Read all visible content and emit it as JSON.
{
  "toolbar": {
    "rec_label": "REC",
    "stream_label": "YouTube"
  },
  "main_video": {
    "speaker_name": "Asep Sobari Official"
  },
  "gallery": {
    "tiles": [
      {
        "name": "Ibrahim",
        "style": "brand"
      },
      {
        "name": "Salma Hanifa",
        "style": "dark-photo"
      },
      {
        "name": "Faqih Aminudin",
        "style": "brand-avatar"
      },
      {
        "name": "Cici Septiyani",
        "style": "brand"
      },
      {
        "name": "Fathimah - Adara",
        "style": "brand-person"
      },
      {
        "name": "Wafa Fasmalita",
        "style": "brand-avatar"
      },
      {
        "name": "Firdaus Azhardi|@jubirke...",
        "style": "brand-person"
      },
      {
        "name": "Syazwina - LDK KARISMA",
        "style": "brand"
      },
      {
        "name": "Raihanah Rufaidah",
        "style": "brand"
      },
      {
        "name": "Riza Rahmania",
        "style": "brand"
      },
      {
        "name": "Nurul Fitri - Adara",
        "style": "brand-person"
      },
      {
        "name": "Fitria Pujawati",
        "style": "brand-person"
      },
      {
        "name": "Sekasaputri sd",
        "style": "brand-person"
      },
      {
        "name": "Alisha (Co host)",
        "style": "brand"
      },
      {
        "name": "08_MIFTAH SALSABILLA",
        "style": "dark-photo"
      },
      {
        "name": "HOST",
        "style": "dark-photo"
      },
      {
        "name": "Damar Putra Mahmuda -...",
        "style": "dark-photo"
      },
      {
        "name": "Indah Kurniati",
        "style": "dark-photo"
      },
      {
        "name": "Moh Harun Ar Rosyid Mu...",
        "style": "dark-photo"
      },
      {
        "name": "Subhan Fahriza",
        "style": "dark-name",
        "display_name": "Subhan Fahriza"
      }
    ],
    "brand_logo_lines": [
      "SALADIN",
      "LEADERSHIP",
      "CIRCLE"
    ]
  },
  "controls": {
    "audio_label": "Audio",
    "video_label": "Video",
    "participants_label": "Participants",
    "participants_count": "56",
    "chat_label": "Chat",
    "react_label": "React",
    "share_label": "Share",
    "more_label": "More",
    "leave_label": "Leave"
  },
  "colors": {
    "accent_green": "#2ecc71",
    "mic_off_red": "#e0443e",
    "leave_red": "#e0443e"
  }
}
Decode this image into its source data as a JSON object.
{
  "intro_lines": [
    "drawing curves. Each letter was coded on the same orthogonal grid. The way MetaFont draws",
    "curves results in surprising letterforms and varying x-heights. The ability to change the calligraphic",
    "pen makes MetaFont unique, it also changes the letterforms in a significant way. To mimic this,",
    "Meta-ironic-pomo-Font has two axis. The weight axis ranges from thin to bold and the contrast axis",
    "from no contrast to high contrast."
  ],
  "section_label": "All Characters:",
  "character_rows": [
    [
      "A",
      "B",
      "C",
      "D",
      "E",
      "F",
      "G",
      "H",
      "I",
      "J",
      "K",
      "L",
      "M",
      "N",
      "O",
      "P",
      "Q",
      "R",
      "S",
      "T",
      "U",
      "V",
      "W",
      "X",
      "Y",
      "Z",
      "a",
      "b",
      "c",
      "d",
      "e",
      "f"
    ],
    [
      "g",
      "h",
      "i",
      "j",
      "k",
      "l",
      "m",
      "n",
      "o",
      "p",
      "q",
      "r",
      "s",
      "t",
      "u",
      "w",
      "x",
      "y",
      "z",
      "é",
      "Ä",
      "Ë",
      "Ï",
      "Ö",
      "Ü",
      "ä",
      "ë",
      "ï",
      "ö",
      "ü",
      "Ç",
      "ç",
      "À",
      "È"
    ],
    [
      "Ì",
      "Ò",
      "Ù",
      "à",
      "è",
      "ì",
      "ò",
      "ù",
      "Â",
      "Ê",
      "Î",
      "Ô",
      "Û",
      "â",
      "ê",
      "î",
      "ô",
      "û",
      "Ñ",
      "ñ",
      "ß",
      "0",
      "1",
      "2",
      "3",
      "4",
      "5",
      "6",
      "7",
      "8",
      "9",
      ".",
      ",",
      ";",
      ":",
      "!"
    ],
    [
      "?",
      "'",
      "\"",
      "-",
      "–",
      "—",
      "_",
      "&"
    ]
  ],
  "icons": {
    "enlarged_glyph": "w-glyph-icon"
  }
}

○ ○ ○ ○

#### [The problem]
Give a word-for-word copy of the records.

#### [The result]
Read all visible content and emit it as JSON.
{
  "toolbar": {
    "rec_label": "REC",
    "stream_label": "YouTube"
  },
  "main_video": {
    "speaker_name": "Asep Sobari Official"
  },
  "gallery": {
    "tiles": [
      {
        "name": "Ibrahim",
        "style": "brand"
      },
      {
        "name": "Salma Hanifa",
        "style": "dark-photo"
      },
      {
        "name": "Faqih Aminudin",
        "style": "brand-avatar"
      },
      {
        "name": "Cici Septiyani",
        "style": "brand"
      },
      {
        "name": "Fathimah - Adara",
        "style": "brand-person"
      },
      {
        "name": "Wafa Fasmalita",
        "style": "brand-avatar"
      },
      {
        "name": "Firdaus Azhardi|@jubirke...",
        "style": "brand-person"
      },
      {
        "name": "Syazwina - LDK KARISMA",
        "style": "brand"
      },
      {
        "name": "Raihanah Rufaidah",
        "style": "brand"
      },
      {
        "name": "Riza Rahmania",
        "style": "brand"
      },
      {
        "name": "Nurul Fitri - Adara",
        "style": "brand-person"
      },
      {
        "name": "Fitria Pujawati",
        "style": "brand-person"
      },
      {
        "name": "Sekasaputri sd",
        "style": "brand-person"
      },
      {
        "name": "Alisha (Co host)",
        "style": "brand"
      },
      {
        "name": "08_MIFTAH SALSABILLA",
        "style": "dark-photo"
      },
      {
        "name": "HOST",
        "style": "dark-photo"
      },
      {
        "name": "Damar Putra Mahmuda -...",
        "style": "dark-photo"
      },
      {
        "name": "Indah Kurniati",
        "style": "dark-photo"
      },
      {
        "name": "Moh Harun Ar Rosyid Mu...",
        "style": "dark-photo"
      },
      {
        "name": "Subhan Fahriza",
        "style": "dark-name",
        "display_name": "Subhan Fahriza"
      }
    ],
    "brand_logo_lines": [
      "SALADIN",
      "LEADERSHIP",
      "CIRCLE"
    ]
  },
  "controls": {
    "audio_label": "Audio",
    "video_label": "Video",
    "participants_label": "Participants",
    "participants_count": "56",
    "chat_label": "Chat",
    "react_label": "React",
    "share_label": "Share",
    "more_label": "More",
    "leave_label": "Leave"
  },
  "colors": {
    "accent_green": "#2ecc71",
    "mic_off_red": "#e0443e",
    "leave_red": "#e0443e"
  }
}
Decode this image into its source data as a JSON object.
{
  "intro_lines": [
    "drawing curves. Each letter was coded on the same orthogonal grid. The way MetaFont draws",
    "curves results in surprising letterforms and varying x-heights. The ability to change the calligraphic",
    "pen makes MetaFont unique, it also changes the letterforms in a significant way. To mimic this,",
    "Meta-ironic-pomo-Font has two axis. The weight axis ranges from thin to bold and the contrast axis",
    "from no contrast to high contrast."
  ],
  "section_label": "All Characters:",
  "character_rows": [
    [
      "A",
      "B",
      "C",
      "D",
      "E",
      "F",
      "G",
      "H",
      "I",
      "J",
      "K",
      "L",
      "M",
      "N",
      "O",
      "P",
      "Q",
      "R",
      "S",
      "T",
      "U",
      "V",
      "W",
      "X",
      "Y",
      "Z",
      "a",
      "b",
      "c",
      "d",
      "e",
      "f"
    ],
    [
      "g",
      "h",
      "i",
      "j",
      "k",
      "l",
      "m",
      "n",
      "o",
      "p",
      "q",
      "r",
      "s",
      "t",
      "u",
      "w",
      "x",
      "y",
      "z",
      "é",
      "Ä",
      "Ë",
      "Ï",
      "Ö",
      "Ü",
      "ä",
      "ë",
      "ï",
      "ö",
      "ü",
      "Ç",
      "ç",
      "À",
      "È"
    ],
    [
      "Ì",
      "Ò",
      "Ù",
      "à",
      "è",
      "ì",
      "ò",
      "ù",
      "Â",
      "Ê",
      "Î",
      "Ô",
      "Û",
      "â",
      "ê",
      "î",
      "ô",
      "û",
      "Ñ",
      "ñ",
      "ß",
      "0",
      "1",
      "2",
      "3",
      "4",
      "5",
      "6",
      "7",
      "8",
      "9",
      ".",
      ",",
      ";",
      ":",
      "!"
    ],
    [
      "?",
      "'",
      "\"",
      "-",
      "–",
      "—",
      "_",
      "&"
    ]
  ],
  "icons": {
    "enlarged_glyph": "w-glyph-icon"
  }
}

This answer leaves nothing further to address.